- GOAL
Copy every line of the data below word for word, without changing any character or the order of the lines.

═════ EXCERPTED RECORDS ═════

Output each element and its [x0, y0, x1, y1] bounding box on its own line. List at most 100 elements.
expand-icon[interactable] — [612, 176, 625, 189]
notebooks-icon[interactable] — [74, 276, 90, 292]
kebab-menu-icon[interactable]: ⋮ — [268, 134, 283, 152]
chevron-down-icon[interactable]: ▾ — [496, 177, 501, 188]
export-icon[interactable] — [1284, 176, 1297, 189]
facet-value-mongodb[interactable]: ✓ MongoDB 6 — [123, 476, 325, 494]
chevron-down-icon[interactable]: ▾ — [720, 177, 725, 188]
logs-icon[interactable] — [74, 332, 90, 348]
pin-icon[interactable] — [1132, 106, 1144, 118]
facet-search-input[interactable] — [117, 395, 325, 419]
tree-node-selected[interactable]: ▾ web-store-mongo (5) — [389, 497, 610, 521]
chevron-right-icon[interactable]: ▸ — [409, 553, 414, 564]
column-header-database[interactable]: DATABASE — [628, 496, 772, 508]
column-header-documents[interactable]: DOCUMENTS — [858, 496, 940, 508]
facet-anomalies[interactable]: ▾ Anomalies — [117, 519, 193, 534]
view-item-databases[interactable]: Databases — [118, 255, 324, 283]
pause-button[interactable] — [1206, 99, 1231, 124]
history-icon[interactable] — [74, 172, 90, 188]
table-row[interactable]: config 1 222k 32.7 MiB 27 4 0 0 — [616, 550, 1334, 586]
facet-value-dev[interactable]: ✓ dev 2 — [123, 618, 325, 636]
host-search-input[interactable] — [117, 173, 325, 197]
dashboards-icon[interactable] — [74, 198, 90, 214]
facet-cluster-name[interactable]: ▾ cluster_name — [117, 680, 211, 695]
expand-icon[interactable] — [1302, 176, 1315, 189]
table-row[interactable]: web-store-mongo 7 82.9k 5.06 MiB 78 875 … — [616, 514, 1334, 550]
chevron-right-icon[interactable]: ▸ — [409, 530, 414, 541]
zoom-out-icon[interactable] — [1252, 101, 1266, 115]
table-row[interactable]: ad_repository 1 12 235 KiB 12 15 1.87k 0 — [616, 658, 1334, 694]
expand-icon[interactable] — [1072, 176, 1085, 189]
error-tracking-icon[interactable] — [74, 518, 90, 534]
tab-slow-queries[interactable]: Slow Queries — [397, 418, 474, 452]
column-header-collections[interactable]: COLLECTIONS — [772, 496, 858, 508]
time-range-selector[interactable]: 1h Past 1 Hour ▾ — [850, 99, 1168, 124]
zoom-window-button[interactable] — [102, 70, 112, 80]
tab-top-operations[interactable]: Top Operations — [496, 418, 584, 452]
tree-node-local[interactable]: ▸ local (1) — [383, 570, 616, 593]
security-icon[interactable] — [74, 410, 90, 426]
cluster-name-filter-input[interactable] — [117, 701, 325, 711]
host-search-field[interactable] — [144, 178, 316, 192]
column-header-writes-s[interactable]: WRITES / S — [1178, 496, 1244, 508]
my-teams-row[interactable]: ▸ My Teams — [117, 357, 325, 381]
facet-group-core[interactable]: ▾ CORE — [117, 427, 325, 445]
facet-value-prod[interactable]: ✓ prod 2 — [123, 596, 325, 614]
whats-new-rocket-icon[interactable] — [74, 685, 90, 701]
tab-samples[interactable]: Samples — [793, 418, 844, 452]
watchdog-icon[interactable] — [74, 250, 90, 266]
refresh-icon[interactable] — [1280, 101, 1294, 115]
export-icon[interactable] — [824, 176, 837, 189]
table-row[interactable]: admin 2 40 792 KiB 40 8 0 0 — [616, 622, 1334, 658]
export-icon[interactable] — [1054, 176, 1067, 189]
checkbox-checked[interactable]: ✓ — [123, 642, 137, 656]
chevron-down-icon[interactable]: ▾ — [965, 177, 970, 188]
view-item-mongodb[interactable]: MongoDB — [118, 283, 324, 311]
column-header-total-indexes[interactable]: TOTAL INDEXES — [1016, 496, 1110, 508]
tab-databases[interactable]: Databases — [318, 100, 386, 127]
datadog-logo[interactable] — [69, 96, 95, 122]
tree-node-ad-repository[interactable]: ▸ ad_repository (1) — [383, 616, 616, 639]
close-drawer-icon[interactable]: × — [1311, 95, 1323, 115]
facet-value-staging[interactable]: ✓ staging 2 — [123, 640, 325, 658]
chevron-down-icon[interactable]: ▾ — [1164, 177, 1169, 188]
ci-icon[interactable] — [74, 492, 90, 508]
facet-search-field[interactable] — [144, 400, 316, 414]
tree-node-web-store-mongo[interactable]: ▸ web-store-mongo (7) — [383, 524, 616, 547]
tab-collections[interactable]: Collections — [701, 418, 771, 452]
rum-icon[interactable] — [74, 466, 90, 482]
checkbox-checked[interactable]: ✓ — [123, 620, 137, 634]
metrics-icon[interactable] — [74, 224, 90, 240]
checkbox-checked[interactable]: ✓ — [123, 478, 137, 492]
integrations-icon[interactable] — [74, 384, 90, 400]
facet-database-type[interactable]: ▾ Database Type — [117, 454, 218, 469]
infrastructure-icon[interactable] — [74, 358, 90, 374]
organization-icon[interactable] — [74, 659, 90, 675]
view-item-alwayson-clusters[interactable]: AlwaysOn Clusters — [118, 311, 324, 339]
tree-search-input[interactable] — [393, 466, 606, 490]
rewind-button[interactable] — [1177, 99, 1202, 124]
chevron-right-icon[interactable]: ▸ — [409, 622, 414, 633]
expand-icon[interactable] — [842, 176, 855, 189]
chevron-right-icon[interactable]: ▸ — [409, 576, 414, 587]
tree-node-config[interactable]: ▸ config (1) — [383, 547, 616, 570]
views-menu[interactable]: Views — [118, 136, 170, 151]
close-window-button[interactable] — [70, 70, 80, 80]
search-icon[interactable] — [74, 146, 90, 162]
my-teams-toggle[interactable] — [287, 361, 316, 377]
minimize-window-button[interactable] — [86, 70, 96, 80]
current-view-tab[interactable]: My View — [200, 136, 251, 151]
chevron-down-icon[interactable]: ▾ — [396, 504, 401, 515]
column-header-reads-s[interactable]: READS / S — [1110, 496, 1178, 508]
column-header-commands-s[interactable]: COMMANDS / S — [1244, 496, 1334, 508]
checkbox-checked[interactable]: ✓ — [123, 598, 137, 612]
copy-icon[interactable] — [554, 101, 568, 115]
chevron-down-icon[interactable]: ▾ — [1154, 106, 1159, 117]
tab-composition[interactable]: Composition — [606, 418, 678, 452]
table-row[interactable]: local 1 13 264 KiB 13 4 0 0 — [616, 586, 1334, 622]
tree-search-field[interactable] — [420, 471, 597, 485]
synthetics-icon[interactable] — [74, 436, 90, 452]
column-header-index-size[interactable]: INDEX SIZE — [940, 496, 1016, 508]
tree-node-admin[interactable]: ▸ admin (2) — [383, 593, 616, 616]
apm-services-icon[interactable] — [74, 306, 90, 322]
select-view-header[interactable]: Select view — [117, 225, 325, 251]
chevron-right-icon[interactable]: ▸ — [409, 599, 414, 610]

═════

- ANSWER FOR THE TASK
Output each element and its [x0, y0, x1, y1] bounding box on its own line. List at most 100 elements.
expand-icon[interactable] — [612, 176, 625, 189]
notebooks-icon[interactable] — [74, 276, 90, 292]
kebab-menu-icon[interactable]: ⋮ — [268, 134, 283, 152]
chevron-down-icon[interactable]: ▾ — [496, 177, 501, 188]
export-icon[interactable] — [1284, 176, 1297, 189]
facet-value-mongodb[interactable]: ✓ MongoDB 6 — [123, 476, 325, 494]
chevron-down-icon[interactable]: ▾ — [720, 177, 725, 188]
logs-icon[interactable] — [74, 332, 90, 348]
pin-icon[interactable] — [1132, 106, 1144, 118]
facet-search-input[interactable] — [117, 395, 325, 419]
tree-node-selected[interactable]: ▾ web-store-mongo (5) — [389, 497, 610, 521]
chevron-right-icon[interactable]: ▸ — [409, 553, 414, 564]
column-header-database[interactable]: DATABASE — [628, 496, 772, 508]
column-header-documents[interactable]: DOCUMENTS — [858, 496, 940, 508]
facet-anomalies[interactable]: ▾ Anomalies — [117, 519, 193, 534]
view-item-databases[interactable]: Databases — [118, 255, 324, 283]
pause-button[interactable] — [1206, 99, 1231, 124]
history-icon[interactable] — [74, 172, 90, 188]
table-row[interactable]: config 1 222k 32.7 MiB 27 4 0 0 — [616, 550, 1334, 586]
facet-value-dev[interactable]: ✓ dev 2 — [123, 618, 325, 636]
host-search-input[interactable] — [117, 173, 325, 197]
dashboards-icon[interactable] — [74, 198, 90, 214]
facet-cluster-name[interactable]: ▾ cluster_name — [117, 680, 211, 695]
expand-icon[interactable] — [1302, 176, 1315, 189]
table-row[interactable]: web-store-mongo 7 82.9k 5.06 MiB 78 875 … — [616, 514, 1334, 550]
chevron-right-icon[interactable]: ▸ — [409, 530, 414, 541]
zoom-out-icon[interactable] — [1252, 101, 1266, 115]
table-row[interactable]: ad_repository 1 12 235 KiB 12 15 1.87k 0 — [616, 658, 1334, 694]
expand-icon[interactable] — [1072, 176, 1085, 189]
error-tracking-icon[interactable] — [74, 518, 90, 534]
tab-slow-queries[interactable]: Slow Queries — [397, 418, 474, 452]
column-header-collections[interactable]: COLLECTIONS — [772, 496, 858, 508]
time-range-selector[interactable]: 1h Past 1 Hour ▾ — [850, 99, 1168, 124]
zoom-window-button[interactable] — [102, 70, 112, 80]
tab-top-operations[interactable]: Top Operations — [496, 418, 584, 452]
tree-node-local[interactable]: ▸ local (1) — [383, 570, 616, 593]
security-icon[interactable] — [74, 410, 90, 426]
cluster-name-filter-input[interactable] — [117, 701, 325, 711]
host-search-field[interactable] — [144, 178, 316, 192]
column-header-writes-s[interactable]: WRITES / S — [1178, 496, 1244, 508]
my-teams-row[interactable]: ▸ My Teams — [117, 357, 325, 381]
facet-group-core[interactable]: ▾ CORE — [117, 427, 325, 445]
facet-value-prod[interactable]: ✓ prod 2 — [123, 596, 325, 614]
whats-new-rocket-icon[interactable] — [74, 685, 90, 701]
tab-samples[interactable]: Samples — [793, 418, 844, 452]
watchdog-icon[interactable] — [74, 250, 90, 266]
refresh-icon[interactable] — [1280, 101, 1294, 115]
export-icon[interactable] — [824, 176, 837, 189]
table-row[interactable]: admin 2 40 792 KiB 40 8 0 0 — [616, 622, 1334, 658]
export-icon[interactable] — [1054, 176, 1067, 189]
checkbox-checked[interactable]: ✓ — [123, 642, 137, 656]
chevron-down-icon[interactable]: ▾ — [965, 177, 970, 188]
view-item-mongodb[interactable]: MongoDB — [118, 283, 324, 311]
column-header-total-indexes[interactable]: TOTAL INDEXES — [1016, 496, 1110, 508]
tab-databases[interactable]: Databases — [318, 100, 386, 127]
datadog-logo[interactable] — [69, 96, 95, 122]
tree-node-ad-repository[interactable]: ▸ ad_repository (1) — [383, 616, 616, 639]
close-drawer-icon[interactable]: × — [1311, 95, 1323, 115]
facet-value-staging[interactable]: ✓ staging 2 — [123, 640, 325, 658]
chevron-down-icon[interactable]: ▾ — [1164, 177, 1169, 188]
ci-icon[interactable] — [74, 492, 90, 508]
facet-search-field[interactable] — [144, 400, 316, 414]
tree-node-web-store-mongo[interactable]: ▸ web-store-mongo (7) — [383, 524, 616, 547]
tab-collections[interactable]: Collections — [701, 418, 771, 452]
rum-icon[interactable] — [74, 466, 90, 482]
checkbox-checked[interactable]: ✓ — [123, 620, 137, 634]
metrics-icon[interactable] — [74, 224, 90, 240]
checkbox-checked[interactable]: ✓ — [123, 478, 137, 492]
integrations-icon[interactable] — [74, 384, 90, 400]
facet-database-type[interactable]: ▾ Database Type — [117, 454, 218, 469]
infrastructure-icon[interactable] — [74, 358, 90, 374]
organization-icon[interactable] — [74, 659, 90, 675]
view-item-alwayson-clusters[interactable]: AlwaysOn Clusters — [118, 311, 324, 339]
tree-search-input[interactable] — [393, 466, 606, 490]
rewind-button[interactable] — [1177, 99, 1202, 124]
chevron-right-icon[interactable]: ▸ — [409, 622, 414, 633]
expand-icon[interactable] — [842, 176, 855, 189]
chevron-right-icon[interactable]: ▸ — [409, 576, 414, 587]
tree-node-config[interactable]: ▸ config (1) — [383, 547, 616, 570]
views-menu[interactable]: Views — [118, 136, 170, 151]
close-window-button[interactable] — [70, 70, 80, 80]
search-icon[interactable] — [74, 146, 90, 162]
my-teams-toggle[interactable] — [287, 361, 316, 377]
minimize-window-button[interactable] — [86, 70, 96, 80]
current-view-tab[interactable]: My View — [200, 136, 251, 151]
chevron-down-icon[interactable]: ▾ — [396, 504, 401, 515]
column-header-reads-s[interactable]: READS / S — [1110, 496, 1178, 508]
column-header-commands-s[interactable]: COMMANDS / S — [1244, 496, 1334, 508]
checkbox-checked[interactable]: ✓ — [123, 598, 137, 612]
copy-icon[interactable] — [554, 101, 568, 115]
chevron-down-icon[interactable]: ▾ — [1154, 106, 1159, 117]
tab-composition[interactable]: Composition — [606, 418, 678, 452]
table-row[interactable]: local 1 13 264 KiB 13 4 0 0 — [616, 586, 1334, 622]
tree-search-field[interactable] — [420, 471, 597, 485]
synthetics-icon[interactable] — [74, 436, 90, 452]
column-header-index-size[interactable]: INDEX SIZE — [940, 496, 1016, 508]
tree-node-admin[interactable]: ▸ admin (2) — [383, 593, 616, 616]
apm-services-icon[interactable] — [74, 306, 90, 322]
select-view-header[interactable]: Select view — [117, 225, 325, 251]
chevron-right-icon[interactable]: ▸ — [409, 599, 414, 610]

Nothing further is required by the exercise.